*Stated task*. Omit every picture while repeating the entries exactly.

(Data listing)
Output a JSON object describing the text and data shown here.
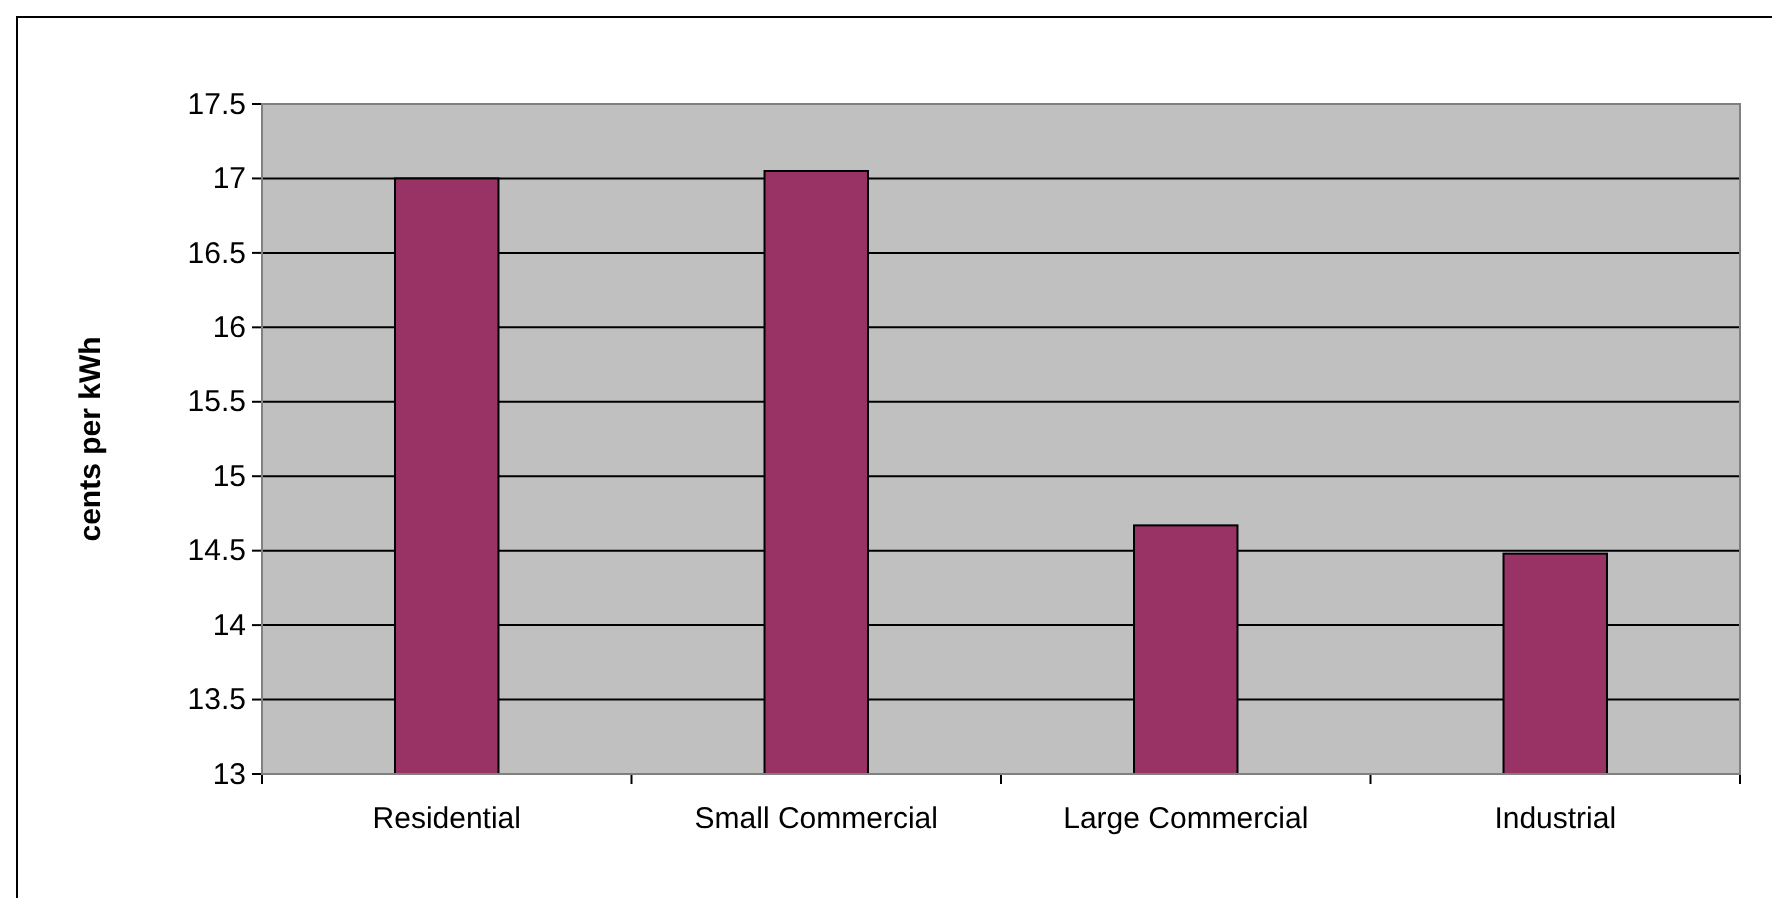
{
  "chart_data": {
    "type": "bar",
    "ylabel": "cents per kWh",
    "categories": [
      "Residential",
      "Small Commercial",
      "Large Commercial",
      "Industrial"
    ],
    "values": [
      17.0,
      17.05,
      14.67,
      14.48
    ],
    "color": "#993366",
    "ylim": [
      13,
      17.5
    ],
    "yticks": [
      13,
      13.5,
      14,
      14.5,
      15,
      15.5,
      16,
      16.5,
      17,
      17.5
    ],
    "grid": "y"
  }
}
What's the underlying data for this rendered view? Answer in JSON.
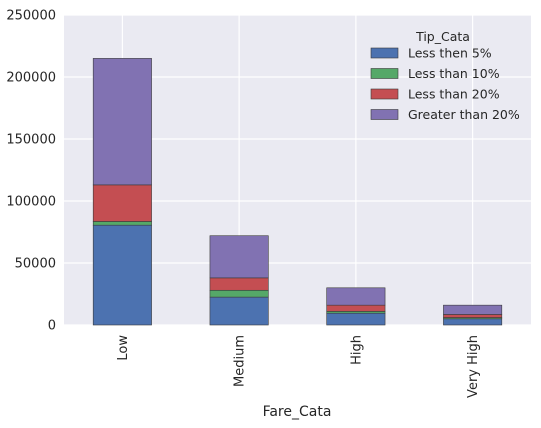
{
  "chart_data": {
    "type": "bar",
    "stacked": true,
    "categories": [
      "Low",
      "Medium",
      "High",
      "Very High"
    ],
    "series": [
      {
        "name": "Less then 5%",
        "color": "#4C72B0",
        "values": [
          80500,
          22500,
          9500,
          5000
        ]
      },
      {
        "name": "Less than 10%",
        "color": "#55A868",
        "values": [
          3000,
          5500,
          1500,
          1000
        ]
      },
      {
        "name": "Less than 20%",
        "color": "#C44E52",
        "values": [
          29500,
          10000,
          5000,
          2500
        ]
      },
      {
        "name": "Greater than 20%",
        "color": "#8172B2",
        "values": [
          102000,
          34000,
          14000,
          7500
        ]
      }
    ],
    "xlabel": "Fare_Cata",
    "ylabel": "",
    "ylim": [
      0,
      250000
    ],
    "yticks": [
      "0",
      "50000",
      "100000",
      "150000",
      "200000",
      "250000"
    ],
    "grid": true,
    "background": "#EAEAF2",
    "legend": {
      "title": "Tip_Cata",
      "placement": "top-right"
    }
  }
}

*Exercise output*.
Output a JSON object describing the text and data shown here.
{
  "chart_data": {
    "type": "bar",
    "ylabel": "cents per kWh",
    "categories": [
      "Residential",
      "Small Commercial",
      "Large Commercial",
      "Industrial"
    ],
    "values": [
      17.0,
      17.05,
      14.67,
      14.48
    ],
    "color": "#993366",
    "ylim": [
      13,
      17.5
    ],
    "yticks": [
      13,
      13.5,
      14,
      14.5,
      15,
      15.5,
      16,
      16.5,
      17,
      17.5
    ],
    "grid": "y"
  }
}
What's the underlying data for this rendered view? Answer in JSON.
{
  "chart_data": {
    "type": "bar",
    "stacked": true,
    "categories": [
      "Low",
      "Medium",
      "High",
      "Very High"
    ],
    "series": [
      {
        "name": "Less then 5%",
        "color": "#4C72B0",
        "values": [
          80500,
          22500,
          9500,
          5000
        ]
      },
      {
        "name": "Less than 10%",
        "color": "#55A868",
        "values": [
          3000,
          5500,
          1500,
          1000
        ]
      },
      {
        "name": "Less than 20%",
        "color": "#C44E52",
        "values": [
          29500,
          10000,
          5000,
          2500
        ]
      },
      {
        "name": "Greater than 20%",
        "color": "#8172B2",
        "values": [
          102000,
          34000,
          14000,
          7500
        ]
      }
    ],
    "xlabel": "Fare_Cata",
    "ylabel": "",
    "ylim": [
      0,
      250000
    ],
    "yticks": [
      "0",
      "50000",
      "100000",
      "150000",
      "200000",
      "250000"
    ],
    "grid": true,
    "background": "#EAEAF2",
    "legend": {
      "title": "Tip_Cata",
      "placement": "top-right"
    }
  }
}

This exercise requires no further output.